Dataset items:
Start

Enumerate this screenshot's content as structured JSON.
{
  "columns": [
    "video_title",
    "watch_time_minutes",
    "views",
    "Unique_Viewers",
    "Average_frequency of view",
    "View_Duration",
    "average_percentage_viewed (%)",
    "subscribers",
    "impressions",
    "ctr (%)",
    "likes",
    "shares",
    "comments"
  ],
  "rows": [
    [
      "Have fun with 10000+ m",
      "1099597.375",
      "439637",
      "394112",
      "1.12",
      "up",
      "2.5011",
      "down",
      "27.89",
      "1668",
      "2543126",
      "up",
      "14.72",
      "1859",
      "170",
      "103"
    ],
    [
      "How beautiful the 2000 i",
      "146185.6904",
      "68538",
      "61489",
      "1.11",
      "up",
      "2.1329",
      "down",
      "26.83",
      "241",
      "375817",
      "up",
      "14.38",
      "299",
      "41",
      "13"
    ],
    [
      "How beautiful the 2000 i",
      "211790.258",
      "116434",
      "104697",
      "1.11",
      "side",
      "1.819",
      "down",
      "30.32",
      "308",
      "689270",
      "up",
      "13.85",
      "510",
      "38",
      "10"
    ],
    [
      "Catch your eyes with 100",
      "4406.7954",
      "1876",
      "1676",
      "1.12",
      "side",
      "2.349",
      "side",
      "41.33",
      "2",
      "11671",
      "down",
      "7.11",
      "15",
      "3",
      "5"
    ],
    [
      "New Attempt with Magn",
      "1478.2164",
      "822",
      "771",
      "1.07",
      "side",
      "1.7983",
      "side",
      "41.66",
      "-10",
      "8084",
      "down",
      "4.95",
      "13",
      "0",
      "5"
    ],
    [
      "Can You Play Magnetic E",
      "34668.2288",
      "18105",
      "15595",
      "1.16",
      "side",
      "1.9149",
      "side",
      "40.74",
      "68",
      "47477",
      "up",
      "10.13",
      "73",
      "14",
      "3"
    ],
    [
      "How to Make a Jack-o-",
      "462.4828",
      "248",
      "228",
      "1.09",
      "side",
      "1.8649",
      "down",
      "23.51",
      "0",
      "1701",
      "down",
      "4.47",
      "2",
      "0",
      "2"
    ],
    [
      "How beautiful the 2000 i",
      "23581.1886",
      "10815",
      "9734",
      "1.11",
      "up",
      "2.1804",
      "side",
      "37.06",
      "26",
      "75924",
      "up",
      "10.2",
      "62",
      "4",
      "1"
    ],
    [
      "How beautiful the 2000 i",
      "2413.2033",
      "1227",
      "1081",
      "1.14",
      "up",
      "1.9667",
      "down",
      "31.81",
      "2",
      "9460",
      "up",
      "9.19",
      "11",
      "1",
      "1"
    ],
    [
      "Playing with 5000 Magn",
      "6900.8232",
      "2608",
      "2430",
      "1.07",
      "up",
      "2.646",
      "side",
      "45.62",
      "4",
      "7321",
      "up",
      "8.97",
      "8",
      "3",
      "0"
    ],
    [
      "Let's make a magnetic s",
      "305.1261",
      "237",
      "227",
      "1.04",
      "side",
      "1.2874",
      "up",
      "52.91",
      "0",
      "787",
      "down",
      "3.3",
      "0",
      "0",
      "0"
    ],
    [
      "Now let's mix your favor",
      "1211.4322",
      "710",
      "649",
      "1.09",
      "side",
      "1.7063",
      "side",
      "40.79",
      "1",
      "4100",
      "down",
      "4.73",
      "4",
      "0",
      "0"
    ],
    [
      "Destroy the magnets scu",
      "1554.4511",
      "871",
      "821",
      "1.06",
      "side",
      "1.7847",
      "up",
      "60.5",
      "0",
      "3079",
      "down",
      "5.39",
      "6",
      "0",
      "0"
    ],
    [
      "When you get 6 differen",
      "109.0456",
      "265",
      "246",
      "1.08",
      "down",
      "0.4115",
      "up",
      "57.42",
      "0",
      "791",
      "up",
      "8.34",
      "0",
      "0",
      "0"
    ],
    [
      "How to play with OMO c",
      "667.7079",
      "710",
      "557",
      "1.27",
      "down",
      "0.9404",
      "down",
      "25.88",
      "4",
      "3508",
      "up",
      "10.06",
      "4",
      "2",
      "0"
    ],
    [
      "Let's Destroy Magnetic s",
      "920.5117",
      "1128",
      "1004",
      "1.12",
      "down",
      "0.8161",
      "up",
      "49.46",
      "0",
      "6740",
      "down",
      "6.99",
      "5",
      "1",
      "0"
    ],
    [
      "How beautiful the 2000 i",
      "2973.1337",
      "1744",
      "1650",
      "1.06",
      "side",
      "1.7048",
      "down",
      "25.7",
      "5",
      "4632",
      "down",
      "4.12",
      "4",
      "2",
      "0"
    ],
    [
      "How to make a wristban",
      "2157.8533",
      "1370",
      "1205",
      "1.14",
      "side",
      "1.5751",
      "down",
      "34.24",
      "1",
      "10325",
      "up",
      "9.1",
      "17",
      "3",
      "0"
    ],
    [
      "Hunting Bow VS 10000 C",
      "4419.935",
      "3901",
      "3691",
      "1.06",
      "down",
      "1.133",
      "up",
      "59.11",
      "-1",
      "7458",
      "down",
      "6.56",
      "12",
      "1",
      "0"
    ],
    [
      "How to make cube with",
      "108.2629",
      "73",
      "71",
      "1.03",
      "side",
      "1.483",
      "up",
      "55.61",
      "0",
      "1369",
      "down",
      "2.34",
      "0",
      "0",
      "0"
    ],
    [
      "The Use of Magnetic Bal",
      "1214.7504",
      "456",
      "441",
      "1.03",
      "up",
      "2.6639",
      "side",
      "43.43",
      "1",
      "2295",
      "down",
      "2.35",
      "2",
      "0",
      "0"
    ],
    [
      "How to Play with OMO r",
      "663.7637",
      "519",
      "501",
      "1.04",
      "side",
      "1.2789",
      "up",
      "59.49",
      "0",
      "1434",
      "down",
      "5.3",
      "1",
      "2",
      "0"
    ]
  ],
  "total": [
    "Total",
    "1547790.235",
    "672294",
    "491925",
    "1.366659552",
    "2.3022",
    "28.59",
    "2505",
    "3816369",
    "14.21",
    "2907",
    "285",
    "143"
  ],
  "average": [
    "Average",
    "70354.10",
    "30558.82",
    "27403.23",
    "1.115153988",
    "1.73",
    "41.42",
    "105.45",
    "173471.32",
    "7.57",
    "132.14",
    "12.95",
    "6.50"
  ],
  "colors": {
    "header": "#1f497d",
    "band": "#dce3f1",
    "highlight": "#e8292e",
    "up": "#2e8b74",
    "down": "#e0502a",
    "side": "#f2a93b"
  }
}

End

• STATED EXERCISE:
What do the records say? Quote them all exactly.

• THE RESULT:
Enumerate this screenshot's content as structured JSON.
{
  "columns": [
    "video_title",
    "watch_time_minutes",
    "views",
    "Unique_Viewers",
    "Average_frequency of view",
    "View_Duration",
    "average_percentage_viewed (%)",
    "subscribers",
    "impressions",
    "ctr (%)",
    "likes",
    "shares",
    "comments"
  ],
  "rows": [
    [
      "Have fun with 10000+ m",
      "1099597.375",
      "439637",
      "394112",
      "1.12",
      "up",
      "2.5011",
      "down",
      "27.89",
      "1668",
      "2543126",
      "up",
      "14.72",
      "1859",
      "170",
      "103"
    ],
    [
      "How beautiful the 2000 i",
      "146185.6904",
      "68538",
      "61489",
      "1.11",
      "up",
      "2.1329",
      "down",
      "26.83",
      "241",
      "375817",
      "up",
      "14.38",
      "299",
      "41",
      "13"
    ],
    [
      "How beautiful the 2000 i",
      "211790.258",
      "116434",
      "104697",
      "1.11",
      "side",
      "1.819",
      "down",
      "30.32",
      "308",
      "689270",
      "up",
      "13.85",
      "510",
      "38",
      "10"
    ],
    [
      "Catch your eyes with 100",
      "4406.7954",
      "1876",
      "1676",
      "1.12",
      "side",
      "2.349",
      "side",
      "41.33",
      "2",
      "11671",
      "down",
      "7.11",
      "15",
      "3",
      "5"
    ],
    [
      "New Attempt with Magn",
      "1478.2164",
      "822",
      "771",
      "1.07",
      "side",
      "1.7983",
      "side",
      "41.66",
      "-10",
      "8084",
      "down",
      "4.95",
      "13",
      "0",
      "5"
    ],
    [
      "Can You Play Magnetic E",
      "34668.2288",
      "18105",
      "15595",
      "1.16",
      "side",
      "1.9149",
      "side",
      "40.74",
      "68",
      "47477",
      "up",
      "10.13",
      "73",
      "14",
      "3"
    ],
    [
      "How to Make a Jack-o-",
      "462.4828",
      "248",
      "228",
      "1.09",
      "side",
      "1.8649",
      "down",
      "23.51",
      "0",
      "1701",
      "down",
      "4.47",
      "2",
      "0",
      "2"
    ],
    [
      "How beautiful the 2000 i",
      "23581.1886",
      "10815",
      "9734",
      "1.11",
      "up",
      "2.1804",
      "side",
      "37.06",
      "26",
      "75924",
      "up",
      "10.2",
      "62",
      "4",
      "1"
    ],
    [
      "How beautiful the 2000 i",
      "2413.2033",
      "1227",
      "1081",
      "1.14",
      "up",
      "1.9667",
      "down",
      "31.81",
      "2",
      "9460",
      "up",
      "9.19",
      "11",
      "1",
      "1"
    ],
    [
      "Playing with 5000 Magn",
      "6900.8232",
      "2608",
      "2430",
      "1.07",
      "up",
      "2.646",
      "side",
      "45.62",
      "4",
      "7321",
      "up",
      "8.97",
      "8",
      "3",
      "0"
    ],
    [
      "Let's make a magnetic s",
      "305.1261",
      "237",
      "227",
      "1.04",
      "side",
      "1.2874",
      "up",
      "52.91",
      "0",
      "787",
      "down",
      "3.3",
      "0",
      "0",
      "0"
    ],
    [
      "Now let's mix your favor",
      "1211.4322",
      "710",
      "649",
      "1.09",
      "side",
      "1.7063",
      "side",
      "40.79",
      "1",
      "4100",
      "down",
      "4.73",
      "4",
      "0",
      "0"
    ],
    [
      "Destroy the magnets scu",
      "1554.4511",
      "871",
      "821",
      "1.06",
      "side",
      "1.7847",
      "up",
      "60.5",
      "0",
      "3079",
      "down",
      "5.39",
      "6",
      "0",
      "0"
    ],
    [
      "When you get 6 differen",
      "109.0456",
      "265",
      "246",
      "1.08",
      "down",
      "0.4115",
      "up",
      "57.42",
      "0",
      "791",
      "up",
      "8.34",
      "0",
      "0",
      "0"
    ],
    [
      "How to play with OMO c",
      "667.7079",
      "710",
      "557",
      "1.27",
      "down",
      "0.9404",
      "down",
      "25.88",
      "4",
      "3508",
      "up",
      "10.06",
      "4",
      "2",
      "0"
    ],
    [
      "Let's Destroy Magnetic s",
      "920.5117",
      "1128",
      "1004",
      "1.12",
      "down",
      "0.8161",
      "up",
      "49.46",
      "0",
      "6740",
      "down",
      "6.99",
      "5",
      "1",
      "0"
    ],
    [
      "How beautiful the 2000 i",
      "2973.1337",
      "1744",
      "1650",
      "1.06",
      "side",
      "1.7048",
      "down",
      "25.7",
      "5",
      "4632",
      "down",
      "4.12",
      "4",
      "2",
      "0"
    ],
    [
      "How to make a wristban",
      "2157.8533",
      "1370",
      "1205",
      "1.14",
      "side",
      "1.5751",
      "down",
      "34.24",
      "1",
      "10325",
      "up",
      "9.1",
      "17",
      "3",
      "0"
    ],
    [
      "Hunting Bow VS 10000 C",
      "4419.935",
      "3901",
      "3691",
      "1.06",
      "down",
      "1.133",
      "up",
      "59.11",
      "-1",
      "7458",
      "down",
      "6.56",
      "12",
      "1",
      "0"
    ],
    [
      "How to make cube with",
      "108.2629",
      "73",
      "71",
      "1.03",
      "side",
      "1.483",
      "up",
      "55.61",
      "0",
      "1369",
      "down",
      "2.34",
      "0",
      "0",
      "0"
    ],
    [
      "The Use of Magnetic Bal",
      "1214.7504",
      "456",
      "441",
      "1.03",
      "up",
      "2.6639",
      "side",
      "43.43",
      "1",
      "2295",
      "down",
      "2.35",
      "2",
      "0",
      "0"
    ],
    [
      "How to Play with OMO r",
      "663.7637",
      "519",
      "501",
      "1.04",
      "side",
      "1.2789",
      "up",
      "59.49",
      "0",
      "1434",
      "down",
      "5.3",
      "1",
      "2",
      "0"
    ]
  ],
  "total": [
    "Total",
    "1547790.235",
    "672294",
    "491925",
    "1.366659552",
    "2.3022",
    "28.59",
    "2505",
    "3816369",
    "14.21",
    "2907",
    "285",
    "143"
  ],
  "average": [
    "Average",
    "70354.10",
    "30558.82",
    "27403.23",
    "1.115153988",
    "1.73",
    "41.42",
    "105.45",
    "173471.32",
    "7.57",
    "132.14",
    "12.95",
    "6.50"
  ],
  "colors": {
    "header": "#1f497d",
    "band": "#dce3f1",
    "highlight": "#e8292e",
    "up": "#2e8b74",
    "down": "#e0502a",
    "side": "#f2a93b"
  }
}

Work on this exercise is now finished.